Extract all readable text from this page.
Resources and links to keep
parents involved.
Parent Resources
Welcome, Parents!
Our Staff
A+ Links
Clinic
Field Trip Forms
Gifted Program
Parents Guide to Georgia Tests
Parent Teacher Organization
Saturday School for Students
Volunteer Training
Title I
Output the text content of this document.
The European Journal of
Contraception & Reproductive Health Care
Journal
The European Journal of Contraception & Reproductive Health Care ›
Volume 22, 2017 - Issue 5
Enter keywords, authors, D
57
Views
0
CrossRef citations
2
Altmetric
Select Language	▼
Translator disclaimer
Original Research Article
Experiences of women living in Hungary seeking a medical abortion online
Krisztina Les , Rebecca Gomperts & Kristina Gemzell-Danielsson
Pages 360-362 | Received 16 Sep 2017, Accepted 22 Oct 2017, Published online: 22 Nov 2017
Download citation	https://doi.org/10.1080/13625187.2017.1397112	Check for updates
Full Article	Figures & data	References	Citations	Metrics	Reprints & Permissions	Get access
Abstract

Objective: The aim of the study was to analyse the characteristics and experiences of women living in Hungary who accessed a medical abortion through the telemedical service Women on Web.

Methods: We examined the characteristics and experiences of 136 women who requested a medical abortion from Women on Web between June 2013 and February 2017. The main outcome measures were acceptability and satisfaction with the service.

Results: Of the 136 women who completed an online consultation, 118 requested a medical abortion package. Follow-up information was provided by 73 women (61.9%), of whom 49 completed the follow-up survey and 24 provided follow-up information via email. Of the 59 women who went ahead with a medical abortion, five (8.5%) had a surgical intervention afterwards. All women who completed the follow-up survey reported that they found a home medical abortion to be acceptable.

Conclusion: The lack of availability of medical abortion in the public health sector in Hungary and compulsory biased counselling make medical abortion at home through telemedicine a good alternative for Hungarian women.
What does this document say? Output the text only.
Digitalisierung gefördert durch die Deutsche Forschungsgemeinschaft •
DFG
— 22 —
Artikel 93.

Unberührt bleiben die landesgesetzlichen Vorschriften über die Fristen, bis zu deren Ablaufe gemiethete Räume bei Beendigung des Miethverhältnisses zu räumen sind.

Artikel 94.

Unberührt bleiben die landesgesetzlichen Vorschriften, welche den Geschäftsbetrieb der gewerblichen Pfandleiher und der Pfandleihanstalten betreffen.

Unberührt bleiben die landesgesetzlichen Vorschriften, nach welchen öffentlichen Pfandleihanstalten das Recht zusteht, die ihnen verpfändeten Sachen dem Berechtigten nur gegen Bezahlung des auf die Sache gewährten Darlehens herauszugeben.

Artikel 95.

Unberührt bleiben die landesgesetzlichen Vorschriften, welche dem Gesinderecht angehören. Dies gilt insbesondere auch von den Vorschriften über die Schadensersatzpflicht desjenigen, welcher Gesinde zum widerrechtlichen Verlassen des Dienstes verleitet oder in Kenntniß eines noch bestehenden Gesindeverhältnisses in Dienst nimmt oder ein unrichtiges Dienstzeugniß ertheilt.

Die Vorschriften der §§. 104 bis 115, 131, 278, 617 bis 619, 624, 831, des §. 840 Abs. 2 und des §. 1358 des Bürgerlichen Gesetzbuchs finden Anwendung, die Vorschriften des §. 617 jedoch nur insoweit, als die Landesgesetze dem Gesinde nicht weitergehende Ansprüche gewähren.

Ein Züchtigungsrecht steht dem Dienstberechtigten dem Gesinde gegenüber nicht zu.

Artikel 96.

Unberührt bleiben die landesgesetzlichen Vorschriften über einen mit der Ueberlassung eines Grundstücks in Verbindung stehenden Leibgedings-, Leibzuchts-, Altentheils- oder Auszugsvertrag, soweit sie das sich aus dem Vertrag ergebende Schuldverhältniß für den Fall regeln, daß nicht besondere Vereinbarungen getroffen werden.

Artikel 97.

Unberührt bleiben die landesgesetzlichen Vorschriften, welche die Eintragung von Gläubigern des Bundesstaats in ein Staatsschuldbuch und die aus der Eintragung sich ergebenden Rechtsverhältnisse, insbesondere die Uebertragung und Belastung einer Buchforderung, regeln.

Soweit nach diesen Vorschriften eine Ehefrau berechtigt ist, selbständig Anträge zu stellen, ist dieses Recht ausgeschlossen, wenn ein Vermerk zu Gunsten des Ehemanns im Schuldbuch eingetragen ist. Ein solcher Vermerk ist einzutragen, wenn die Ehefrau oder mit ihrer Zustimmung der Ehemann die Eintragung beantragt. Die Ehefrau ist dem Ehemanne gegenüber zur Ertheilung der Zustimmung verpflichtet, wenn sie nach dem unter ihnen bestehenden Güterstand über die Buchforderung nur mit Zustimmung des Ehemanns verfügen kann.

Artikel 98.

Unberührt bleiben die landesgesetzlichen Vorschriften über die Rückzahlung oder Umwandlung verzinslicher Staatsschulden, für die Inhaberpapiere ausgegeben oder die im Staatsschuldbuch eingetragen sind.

#### Work instructions:
All of the entries above need to be reproduced exactly.

#### Full output:
Extract all readable text from this page.
Resources and links to keep
parents involved.
Parent Resources
Welcome, Parents!
Our Staff
A+ Links
Clinic
Field Trip Forms
Gifted Program
Parents Guide to Georgia Tests
Parent Teacher Organization
Saturday School for Students
Volunteer Training
Title I
Output the text content of this document.
The European Journal of
Contraception & Reproductive Health Care
Journal
The European Journal of Contraception & Reproductive Health Care ›
Volume 22, 2017 - Issue 5
Enter keywords, authors, D
57
Views
0
CrossRef citations
2
Altmetric
Select Language	▼
Translator disclaimer
Original Research Article
Experiences of women living in Hungary seeking a medical abortion online
Krisztina Les , Rebecca Gomperts & Kristina Gemzell-Danielsson
Pages 360-362 | Received 16 Sep 2017, Accepted 22 Oct 2017, Published online: 22 Nov 2017
Download citation	https://doi.org/10.1080/13625187.2017.1397112	Check for updates
Full Article	Figures & data	References	Citations	Metrics	Reprints & Permissions	Get access
Abstract

Objective: The aim of the study was to analyse the characteristics and experiences of women living in Hungary who accessed a medical abortion through the telemedical service Women on Web.

Methods: We examined the characteristics and experiences of 136 women who requested a medical abortion from Women on Web between June 2013 and February 2017. The main outcome measures were acceptability and satisfaction with the service.

Results: Of the 136 women who completed an online consultation, 118 requested a medical abortion package. Follow-up information was provided by 73 women (61.9%), of whom 49 completed the follow-up survey and 24 provided follow-up information via email. Of the 59 women who went ahead with a medical abortion, five (8.5%) had a surgical intervention afterwards. All women who completed the follow-up survey reported that they found a home medical abortion to be acceptable.

Conclusion: The lack of availability of medical abortion in the public health sector in Hungary and compulsory biased counselling make medical abortion at home through telemedicine a good alternative for Hungarian women.
What does this document say? Output the text only.
Digitalisierung gefördert durch die Deutsche Forschungsgemeinschaft •
DFG
— 22 —
Artikel 93.

Unberührt bleiben die landesgesetzlichen Vorschriften über die Fristen, bis zu deren Ablaufe gemiethete Räume bei Beendigung des Miethverhältnisses zu räumen sind.

Artikel 94.

Unberührt bleiben die landesgesetzlichen Vorschriften, welche den Geschäftsbetrieb der gewerblichen Pfandleiher und der Pfandleihanstalten betreffen.

Unberührt bleiben die landesgesetzlichen Vorschriften, nach welchen öffentlichen Pfandleihanstalten das Recht zusteht, die ihnen verpfändeten Sachen dem Berechtigten nur gegen Bezahlung des auf die Sache gewährten Darlehens herauszugeben.

Artikel 95.

Unberührt bleiben die landesgesetzlichen Vorschriften, welche dem Gesinderecht angehören. Dies gilt insbesondere auch von den Vorschriften über die Schadensersatzpflicht desjenigen, welcher Gesinde zum widerrechtlichen Verlassen des Dienstes verleitet oder in Kenntniß eines noch bestehenden Gesindeverhältnisses in Dienst nimmt oder ein unrichtiges Dienstzeugniß ertheilt.

Die Vorschriften der §§. 104 bis 115, 131, 278, 617 bis 619, 624, 831, des §. 840 Abs. 2 und des §. 1358 des Bürgerlichen Gesetzbuchs finden Anwendung, die Vorschriften des §. 617 jedoch nur insoweit, als die Landesgesetze dem Gesinde nicht weitergehende Ansprüche gewähren.

Ein Züchtigungsrecht steht dem Dienstberechtigten dem Gesinde gegenüber nicht zu.

Artikel 96.

Unberührt bleiben die landesgesetzlichen Vorschriften über einen mit der Ueberlassung eines Grundstücks in Verbindung stehenden Leibgedings-, Leibzuchts-, Altentheils- oder Auszugsvertrag, soweit sie das sich aus dem Vertrag ergebende Schuldverhältniß für den Fall regeln, daß nicht besondere Vereinbarungen getroffen werden.

Artikel 97.

Unberührt bleiben die landesgesetzlichen Vorschriften, welche die Eintragung von Gläubigern des Bundesstaats in ein Staatsschuldbuch und die aus der Eintragung sich ergebenden Rechtsverhältnisse, insbesondere die Uebertragung und Belastung einer Buchforderung, regeln.

Soweit nach diesen Vorschriften eine Ehefrau berechtigt ist, selbständig Anträge zu stellen, ist dieses Recht ausgeschlossen, wenn ein Vermerk zu Gunsten des Ehemanns im Schuldbuch eingetragen ist. Ein solcher Vermerk ist einzutragen, wenn die Ehefrau oder mit ihrer Zustimmung der Ehemann die Eintragung beantragt. Die Ehefrau ist dem Ehemanne gegenüber zur Ertheilung der Zustimmung verpflichtet, wenn sie nach dem unter ihnen bestehenden Güterstand über die Buchforderung nur mit Zustimmung des Ehemanns verfügen kann.

Artikel 98.

Unberührt bleiben die landesgesetzlichen Vorschriften über die Rückzahlung oder Umwandlung verzinslicher Staatsschulden, für die Inhaberpapiere ausgegeben oder die im Staatsschuldbuch eingetragen sind.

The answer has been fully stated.